**Structured figure records**:

◆ ◆ ◆ ◆

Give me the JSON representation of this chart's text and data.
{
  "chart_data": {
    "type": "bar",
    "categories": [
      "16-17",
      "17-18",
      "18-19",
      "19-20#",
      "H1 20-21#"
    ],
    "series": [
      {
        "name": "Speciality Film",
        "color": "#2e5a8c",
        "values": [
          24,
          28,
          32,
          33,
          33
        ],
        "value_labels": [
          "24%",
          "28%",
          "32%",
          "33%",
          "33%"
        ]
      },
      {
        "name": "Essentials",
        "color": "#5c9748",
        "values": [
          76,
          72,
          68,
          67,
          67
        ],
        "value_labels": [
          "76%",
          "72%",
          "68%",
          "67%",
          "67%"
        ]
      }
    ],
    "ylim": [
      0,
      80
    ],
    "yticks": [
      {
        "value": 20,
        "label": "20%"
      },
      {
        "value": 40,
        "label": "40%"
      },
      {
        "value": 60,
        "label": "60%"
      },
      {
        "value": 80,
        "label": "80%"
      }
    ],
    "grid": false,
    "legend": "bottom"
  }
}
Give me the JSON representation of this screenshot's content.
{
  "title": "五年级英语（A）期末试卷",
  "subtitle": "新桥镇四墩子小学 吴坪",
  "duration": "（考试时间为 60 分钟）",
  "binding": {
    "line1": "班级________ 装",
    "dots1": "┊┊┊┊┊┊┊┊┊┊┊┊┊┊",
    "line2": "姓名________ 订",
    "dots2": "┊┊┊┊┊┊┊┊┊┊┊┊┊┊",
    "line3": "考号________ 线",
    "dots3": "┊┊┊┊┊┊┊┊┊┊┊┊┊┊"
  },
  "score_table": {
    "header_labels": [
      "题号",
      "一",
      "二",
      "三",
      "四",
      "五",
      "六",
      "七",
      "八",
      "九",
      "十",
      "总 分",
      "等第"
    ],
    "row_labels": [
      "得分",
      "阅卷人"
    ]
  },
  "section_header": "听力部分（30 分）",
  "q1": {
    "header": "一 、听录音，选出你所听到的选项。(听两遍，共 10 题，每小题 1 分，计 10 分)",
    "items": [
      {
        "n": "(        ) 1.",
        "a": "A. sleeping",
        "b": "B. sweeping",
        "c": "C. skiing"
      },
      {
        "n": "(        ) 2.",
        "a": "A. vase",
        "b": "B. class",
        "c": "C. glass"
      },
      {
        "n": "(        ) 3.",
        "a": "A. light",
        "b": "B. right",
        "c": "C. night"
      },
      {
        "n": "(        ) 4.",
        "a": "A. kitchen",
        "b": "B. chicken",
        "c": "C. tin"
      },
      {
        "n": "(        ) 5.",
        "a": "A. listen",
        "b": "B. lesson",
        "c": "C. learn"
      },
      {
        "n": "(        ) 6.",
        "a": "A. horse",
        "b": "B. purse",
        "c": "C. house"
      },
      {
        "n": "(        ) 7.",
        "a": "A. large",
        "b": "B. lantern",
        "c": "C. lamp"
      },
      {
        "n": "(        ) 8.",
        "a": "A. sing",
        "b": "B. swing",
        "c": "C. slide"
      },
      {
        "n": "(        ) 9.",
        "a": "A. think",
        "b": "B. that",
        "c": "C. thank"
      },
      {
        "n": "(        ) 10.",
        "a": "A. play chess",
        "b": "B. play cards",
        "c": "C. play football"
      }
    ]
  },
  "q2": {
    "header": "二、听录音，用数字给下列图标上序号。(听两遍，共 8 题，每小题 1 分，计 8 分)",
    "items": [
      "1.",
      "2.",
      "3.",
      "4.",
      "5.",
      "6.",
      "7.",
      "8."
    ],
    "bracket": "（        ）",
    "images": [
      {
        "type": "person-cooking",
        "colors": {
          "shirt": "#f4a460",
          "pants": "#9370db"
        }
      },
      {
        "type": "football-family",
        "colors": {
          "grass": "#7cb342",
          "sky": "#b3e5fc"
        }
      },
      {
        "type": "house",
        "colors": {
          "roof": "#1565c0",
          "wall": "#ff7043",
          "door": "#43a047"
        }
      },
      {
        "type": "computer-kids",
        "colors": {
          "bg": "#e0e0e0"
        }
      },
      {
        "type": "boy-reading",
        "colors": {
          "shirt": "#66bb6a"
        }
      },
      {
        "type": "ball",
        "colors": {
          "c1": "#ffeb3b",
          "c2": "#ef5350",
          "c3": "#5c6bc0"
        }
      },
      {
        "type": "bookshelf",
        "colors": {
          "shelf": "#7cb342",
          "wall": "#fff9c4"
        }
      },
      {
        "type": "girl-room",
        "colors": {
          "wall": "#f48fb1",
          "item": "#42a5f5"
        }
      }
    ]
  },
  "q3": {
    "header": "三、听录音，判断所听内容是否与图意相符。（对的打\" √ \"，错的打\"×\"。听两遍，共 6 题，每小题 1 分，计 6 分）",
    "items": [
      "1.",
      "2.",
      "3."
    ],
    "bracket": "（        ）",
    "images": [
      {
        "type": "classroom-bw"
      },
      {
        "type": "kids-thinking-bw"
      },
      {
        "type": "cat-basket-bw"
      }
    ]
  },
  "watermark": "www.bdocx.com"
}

◆ ◆ ◆ ◆

Repeat the whole listing exactly, keeping every line intact.

**IN RESPONSE**:
Give me the JSON representation of this chart's text and data.
{
  "chart_data": {
    "type": "bar",
    "categories": [
      "16-17",
      "17-18",
      "18-19",
      "19-20#",
      "H1 20-21#"
    ],
    "series": [
      {
        "name": "Speciality Film",
        "color": "#2e5a8c",
        "values": [
          24,
          28,
          32,
          33,
          33
        ],
        "value_labels": [
          "24%",
          "28%",
          "32%",
          "33%",
          "33%"
        ]
      },
      {
        "name": "Essentials",
        "color": "#5c9748",
        "values": [
          76,
          72,
          68,
          67,
          67
        ],
        "value_labels": [
          "76%",
          "72%",
          "68%",
          "67%",
          "67%"
        ]
      }
    ],
    "ylim": [
      0,
      80
    ],
    "yticks": [
      {
        "value": 20,
        "label": "20%"
      },
      {
        "value": 40,
        "label": "40%"
      },
      {
        "value": 60,
        "label": "60%"
      },
      {
        "value": 80,
        "label": "80%"
      }
    ],
    "grid": false,
    "legend": "bottom"
  }
}
Give me the JSON representation of this screenshot's content.
{
  "title": "五年级英语（A）期末试卷",
  "subtitle": "新桥镇四墩子小学 吴坪",
  "duration": "（考试时间为 60 分钟）",
  "binding": {
    "line1": "班级________ 装",
    "dots1": "┊┊┊┊┊┊┊┊┊┊┊┊┊┊",
    "line2": "姓名________ 订",
    "dots2": "┊┊┊┊┊┊┊┊┊┊┊┊┊┊",
    "line3": "考号________ 线",
    "dots3": "┊┊┊┊┊┊┊┊┊┊┊┊┊┊"
  },
  "score_table": {
    "header_labels": [
      "题号",
      "一",
      "二",
      "三",
      "四",
      "五",
      "六",
      "七",
      "八",
      "九",
      "十",
      "总 分",
      "等第"
    ],
    "row_labels": [
      "得分",
      "阅卷人"
    ]
  },
  "section_header": "听力部分（30 分）",
  "q1": {
    "header": "一 、听录音，选出你所听到的选项。(听两遍，共 10 题，每小题 1 分，计 10 分)",
    "items": [
      {
        "n": "(        ) 1.",
        "a": "A. sleeping",
        "b": "B. sweeping",
        "c": "C. skiing"
      },
      {
        "n": "(        ) 2.",
        "a": "A. vase",
        "b": "B. class",
        "c": "C. glass"
      },
      {
        "n": "(        ) 3.",
        "a": "A. light",
        "b": "B. right",
        "c": "C. night"
      },
      {
        "n": "(        ) 4.",
        "a": "A. kitchen",
        "b": "B. chicken",
        "c": "C. tin"
      },
      {
        "n": "(        ) 5.",
        "a": "A. listen",
        "b": "B. lesson",
        "c": "C. learn"
      },
      {
        "n": "(        ) 6.",
        "a": "A. horse",
        "b": "B. purse",
        "c": "C. house"
      },
      {
        "n": "(        ) 7.",
        "a": "A. large",
        "b": "B. lantern",
        "c": "C. lamp"
      },
      {
        "n": "(        ) 8.",
        "a": "A. sing",
        "b": "B. swing",
        "c": "C. slide"
      },
      {
        "n": "(        ) 9.",
        "a": "A. think",
        "b": "B. that",
        "c": "C. thank"
      },
      {
        "n": "(        ) 10.",
        "a": "A. play chess",
        "b": "B. play cards",
        "c": "C. play football"
      }
    ]
  },
  "q2": {
    "header": "二、听录音，用数字给下列图标上序号。(听两遍，共 8 题，每小题 1 分，计 8 分)",
    "items": [
      "1.",
      "2.",
      "3.",
      "4.",
      "5.",
      "6.",
      "7.",
      "8."
    ],
    "bracket": "（        ）",
    "images": [
      {
        "type": "person-cooking",
        "colors": {
          "shirt": "#f4a460",
          "pants": "#9370db"
        }
      },
      {
        "type": "football-family",
        "colors": {
          "grass": "#7cb342",
          "sky": "#b3e5fc"
        }
      },
      {
        "type": "house",
        "colors": {
          "roof": "#1565c0",
          "wall": "#ff7043",
          "door": "#43a047"
        }
      },
      {
        "type": "computer-kids",
        "colors": {
          "bg": "#e0e0e0"
        }
      },
      {
        "type": "boy-reading",
        "colors": {
          "shirt": "#66bb6a"
        }
      },
      {
        "type": "ball",
        "colors": {
          "c1": "#ffeb3b",
          "c2": "#ef5350",
          "c3": "#5c6bc0"
        }
      },
      {
        "type": "bookshelf",
        "colors": {
          "shelf": "#7cb342",
          "wall": "#fff9c4"
        }
      },
      {
        "type": "girl-room",
        "colors": {
          "wall": "#f48fb1",
          "item": "#42a5f5"
        }
      }
    ]
  },
  "q3": {
    "header": "三、听录音，判断所听内容是否与图意相符。（对的打\" √ \"，错的打\"×\"。听两遍，共 6 题，每小题 1 分，计 6 分）",
    "items": [
      "1.",
      "2.",
      "3."
    ],
    "bracket": "（        ）",
    "images": [
      {
        "type": "classroom-bw"
      },
      {
        "type": "kids-thinking-bw"
      },
      {
        "type": "cat-basket-bw"
      }
    ]
  },
  "watermark": "www.bdocx.com"
}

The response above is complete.